DIRECTIVE.
Make an exact copy of the entries below with the pictures removed.

══════════

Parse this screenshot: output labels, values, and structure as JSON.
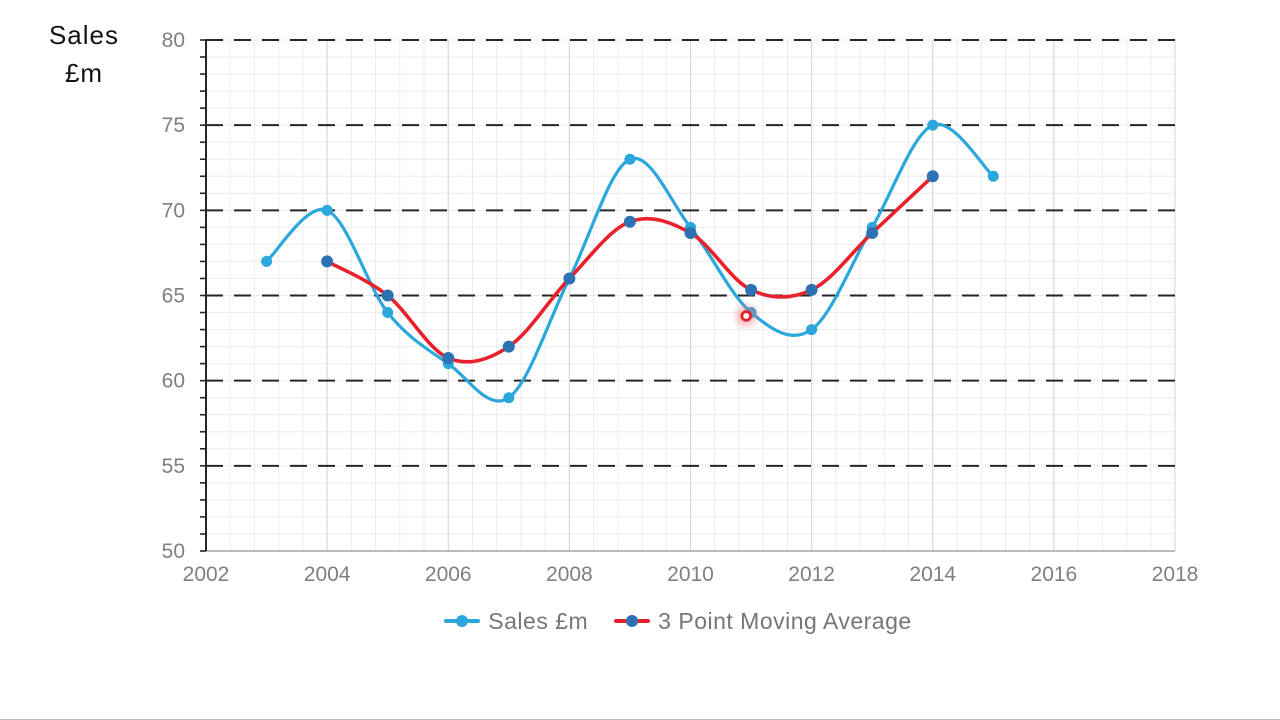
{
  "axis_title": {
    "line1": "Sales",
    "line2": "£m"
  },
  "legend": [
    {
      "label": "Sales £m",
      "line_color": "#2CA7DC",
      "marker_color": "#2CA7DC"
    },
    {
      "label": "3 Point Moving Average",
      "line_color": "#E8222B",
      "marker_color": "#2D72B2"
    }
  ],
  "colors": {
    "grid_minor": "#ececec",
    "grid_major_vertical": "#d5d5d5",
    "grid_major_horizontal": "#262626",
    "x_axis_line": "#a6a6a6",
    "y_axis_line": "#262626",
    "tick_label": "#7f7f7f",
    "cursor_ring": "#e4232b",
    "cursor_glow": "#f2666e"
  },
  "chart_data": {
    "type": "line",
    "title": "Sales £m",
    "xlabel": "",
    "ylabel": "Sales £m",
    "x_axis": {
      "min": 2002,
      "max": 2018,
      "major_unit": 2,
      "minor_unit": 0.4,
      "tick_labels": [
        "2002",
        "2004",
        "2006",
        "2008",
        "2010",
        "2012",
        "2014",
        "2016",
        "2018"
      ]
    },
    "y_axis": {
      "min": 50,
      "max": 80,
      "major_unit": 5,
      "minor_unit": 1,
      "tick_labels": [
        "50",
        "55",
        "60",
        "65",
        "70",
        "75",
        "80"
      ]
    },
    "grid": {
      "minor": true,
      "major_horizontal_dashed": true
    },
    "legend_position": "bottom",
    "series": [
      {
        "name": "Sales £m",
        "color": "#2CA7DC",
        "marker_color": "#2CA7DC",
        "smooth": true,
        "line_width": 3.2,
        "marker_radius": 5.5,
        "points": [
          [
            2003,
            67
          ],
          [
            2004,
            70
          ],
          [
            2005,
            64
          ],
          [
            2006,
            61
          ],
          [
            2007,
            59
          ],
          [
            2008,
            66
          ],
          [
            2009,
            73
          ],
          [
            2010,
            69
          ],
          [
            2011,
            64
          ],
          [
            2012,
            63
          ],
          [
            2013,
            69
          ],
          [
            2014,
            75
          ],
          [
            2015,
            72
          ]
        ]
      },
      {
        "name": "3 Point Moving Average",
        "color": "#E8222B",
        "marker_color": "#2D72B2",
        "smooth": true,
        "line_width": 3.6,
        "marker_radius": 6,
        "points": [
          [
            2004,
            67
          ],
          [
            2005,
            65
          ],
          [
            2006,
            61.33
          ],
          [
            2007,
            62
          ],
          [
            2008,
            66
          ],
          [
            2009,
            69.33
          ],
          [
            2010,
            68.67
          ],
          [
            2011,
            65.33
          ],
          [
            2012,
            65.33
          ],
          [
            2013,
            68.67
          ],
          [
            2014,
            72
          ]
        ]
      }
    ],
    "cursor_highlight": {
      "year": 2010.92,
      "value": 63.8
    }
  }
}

══════════

SOLUTION.
Parse this screenshot: output labels, values, and structure as JSON.
{
  "axis_title": {
    "line1": "Sales",
    "line2": "£m"
  },
  "legend": [
    {
      "label": "Sales £m",
      "line_color": "#2CA7DC",
      "marker_color": "#2CA7DC"
    },
    {
      "label": "3 Point Moving Average",
      "line_color": "#E8222B",
      "marker_color": "#2D72B2"
    }
  ],
  "colors": {
    "grid_minor": "#ececec",
    "grid_major_vertical": "#d5d5d5",
    "grid_major_horizontal": "#262626",
    "x_axis_line": "#a6a6a6",
    "y_axis_line": "#262626",
    "tick_label": "#7f7f7f",
    "cursor_ring": "#e4232b",
    "cursor_glow": "#f2666e"
  },
  "chart_data": {
    "type": "line",
    "title": "Sales £m",
    "xlabel": "",
    "ylabel": "Sales £m",
    "x_axis": {
      "min": 2002,
      "max": 2018,
      "major_unit": 2,
      "minor_unit": 0.4,
      "tick_labels": [
        "2002",
        "2004",
        "2006",
        "2008",
        "2010",
        "2012",
        "2014",
        "2016",
        "2018"
      ]
    },
    "y_axis": {
      "min": 50,
      "max": 80,
      "major_unit": 5,
      "minor_unit": 1,
      "tick_labels": [
        "50",
        "55",
        "60",
        "65",
        "70",
        "75",
        "80"
      ]
    },
    "grid": {
      "minor": true,
      "major_horizontal_dashed": true
    },
    "legend_position": "bottom",
    "series": [
      {
        "name": "Sales £m",
        "color": "#2CA7DC",
        "marker_color": "#2CA7DC",
        "smooth": true,
        "line_width": 3.2,
        "marker_radius": 5.5,
        "points": [
          [
            2003,
            67
          ],
          [
            2004,
            70
          ],
          [
            2005,
            64
          ],
          [
            2006,
            61
          ],
          [
            2007,
            59
          ],
          [
            2008,
            66
          ],
          [
            2009,
            73
          ],
          [
            2010,
            69
          ],
          [
            2011,
            64
          ],
          [
            2012,
            63
          ],
          [
            2013,
            69
          ],
          [
            2014,
            75
          ],
          [
            2015,
            72
          ]
        ]
      },
      {
        "name": "3 Point Moving Average",
        "color": "#E8222B",
        "marker_color": "#2D72B2",
        "smooth": true,
        "line_width": 3.6,
        "marker_radius": 6,
        "points": [
          [
            2004,
            67
          ],
          [
            2005,
            65
          ],
          [
            2006,
            61.33
          ],
          [
            2007,
            62
          ],
          [
            2008,
            66
          ],
          [
            2009,
            69.33
          ],
          [
            2010,
            68.67
          ],
          [
            2011,
            65.33
          ],
          [
            2012,
            65.33
          ],
          [
            2013,
            68.67
          ],
          [
            2014,
            72
          ]
        ]
      }
    ],
    "cursor_highlight": {
      "year": 2010.92,
      "value": 63.8
    }
  }
}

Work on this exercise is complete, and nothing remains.